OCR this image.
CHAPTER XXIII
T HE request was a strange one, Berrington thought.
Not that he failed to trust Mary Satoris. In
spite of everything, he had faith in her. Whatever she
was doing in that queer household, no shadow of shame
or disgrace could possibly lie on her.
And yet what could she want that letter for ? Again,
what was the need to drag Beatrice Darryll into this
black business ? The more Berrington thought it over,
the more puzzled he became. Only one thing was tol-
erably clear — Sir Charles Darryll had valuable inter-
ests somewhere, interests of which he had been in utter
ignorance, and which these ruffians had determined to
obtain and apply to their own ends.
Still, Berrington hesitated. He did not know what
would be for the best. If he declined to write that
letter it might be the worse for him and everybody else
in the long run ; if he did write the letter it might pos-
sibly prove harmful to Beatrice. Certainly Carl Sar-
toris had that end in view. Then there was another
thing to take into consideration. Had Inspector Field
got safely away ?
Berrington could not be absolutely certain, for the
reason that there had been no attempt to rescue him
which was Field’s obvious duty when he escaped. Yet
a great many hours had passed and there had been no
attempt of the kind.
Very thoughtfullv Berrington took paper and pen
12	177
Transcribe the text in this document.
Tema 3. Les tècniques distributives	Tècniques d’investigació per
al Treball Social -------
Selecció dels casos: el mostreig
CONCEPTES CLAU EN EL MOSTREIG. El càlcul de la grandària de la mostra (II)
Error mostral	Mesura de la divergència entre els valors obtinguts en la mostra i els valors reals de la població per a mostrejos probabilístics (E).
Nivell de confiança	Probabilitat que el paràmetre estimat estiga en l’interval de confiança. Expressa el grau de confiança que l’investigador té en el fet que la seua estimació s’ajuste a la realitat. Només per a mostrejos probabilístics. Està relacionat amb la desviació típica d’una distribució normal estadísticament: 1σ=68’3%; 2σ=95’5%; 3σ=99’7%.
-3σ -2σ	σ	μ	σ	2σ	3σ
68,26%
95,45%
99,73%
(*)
____
Copy each entry exactly, with nothing added or dropped.

OCR this image.
CHAPTER XXIII
T HE request was a strange one, Berrington thought.
Not that he failed to trust Mary Satoris. In
spite of everything, he had faith in her. Whatever she
was doing in that queer household, no shadow of shame
or disgrace could possibly lie on her.
And yet what could she want that letter for ? Again,
what was the need to drag Beatrice Darryll into this
black business ? The more Berrington thought it over,
the more puzzled he became. Only one thing was tol-
erably clear — Sir Charles Darryll had valuable inter-
ests somewhere, interests of which he had been in utter
ignorance, and which these ruffians had determined to
obtain and apply to their own ends.
Still, Berrington hesitated. He did not know what
would be for the best. If he declined to write that
letter it might be the worse for him and everybody else
in the long run ; if he did write the letter it might pos-
sibly prove harmful to Beatrice. Certainly Carl Sar-
toris had that end in view. Then there was another
thing to take into consideration. Had Inspector Field
got safely away ?
Berrington could not be absolutely certain, for the
reason that there had been no attempt to rescue him
which was Field’s obvious duty when he escaped. Yet
a great many hours had passed and there had been no
attempt of the kind.
Very thoughtfullv Berrington took paper and pen
12	177
Transcribe the text in this document.
Tema 3. Les tècniques distributives	Tècniques d’investigació per
al Treball Social -------
Selecció dels casos: el mostreig
CONCEPTES CLAU EN EL MOSTREIG. El càlcul de la grandària de la mostra (II)
Error mostral	Mesura de la divergència entre els valors obtinguts en la mostra i els valors reals de la població per a mostrejos probabilístics (E).
Nivell de confiança	Probabilitat que el paràmetre estimat estiga en l’interval de confiança. Expressa el grau de confiança que l’investigador té en el fet que la seua estimació s’ajuste a la realitat. Només per a mostrejos probabilístics. Està relacionat amb la desviació típica d’una distribució normal estadísticament: 1σ=68’3%; 2σ=95’5%; 3σ=99’7%.
-3σ -2σ	σ	μ	σ	2σ	3σ
68,26%
95,45%
99,73%
(*)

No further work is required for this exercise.